Set exercise » Please give the listing again, word for word, with nothing left out.

══════

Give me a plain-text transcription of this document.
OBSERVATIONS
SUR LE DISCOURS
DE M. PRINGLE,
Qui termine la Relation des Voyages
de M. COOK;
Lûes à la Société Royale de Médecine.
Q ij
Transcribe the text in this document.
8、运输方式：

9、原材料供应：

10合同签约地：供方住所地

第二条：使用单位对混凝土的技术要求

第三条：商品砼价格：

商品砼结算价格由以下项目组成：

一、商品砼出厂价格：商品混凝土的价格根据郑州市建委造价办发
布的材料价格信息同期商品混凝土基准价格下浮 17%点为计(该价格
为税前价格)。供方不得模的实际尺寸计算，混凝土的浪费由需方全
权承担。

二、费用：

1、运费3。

══════

Result of the task »
Give me a plain-text transcription of this document.
OBSERVATIONS
SUR LE DISCOURS
DE M. PRINGLE,
Qui termine la Relation des Voyages
de M. COOK;
Lûes à la Société Royale de Médecine.
Q ij
Transcribe the text in this document.
8、运输方式：

9、原材料供应：

10合同签约地：供方住所地

第二条：使用单位对混凝土的技术要求

第三条：商品砼价格：

商品砼结算价格由以下项目组成：

一、商品砼出厂价格：商品混凝土的价格根据郑州市建委造价办发
布的材料价格信息同期商品混凝土基准价格下浮 17%点为计(该价格
为税前价格)。供方不得模的实际尺寸计算，混凝土的浪费由需方全
权承担。

二、费用：

1、运费3。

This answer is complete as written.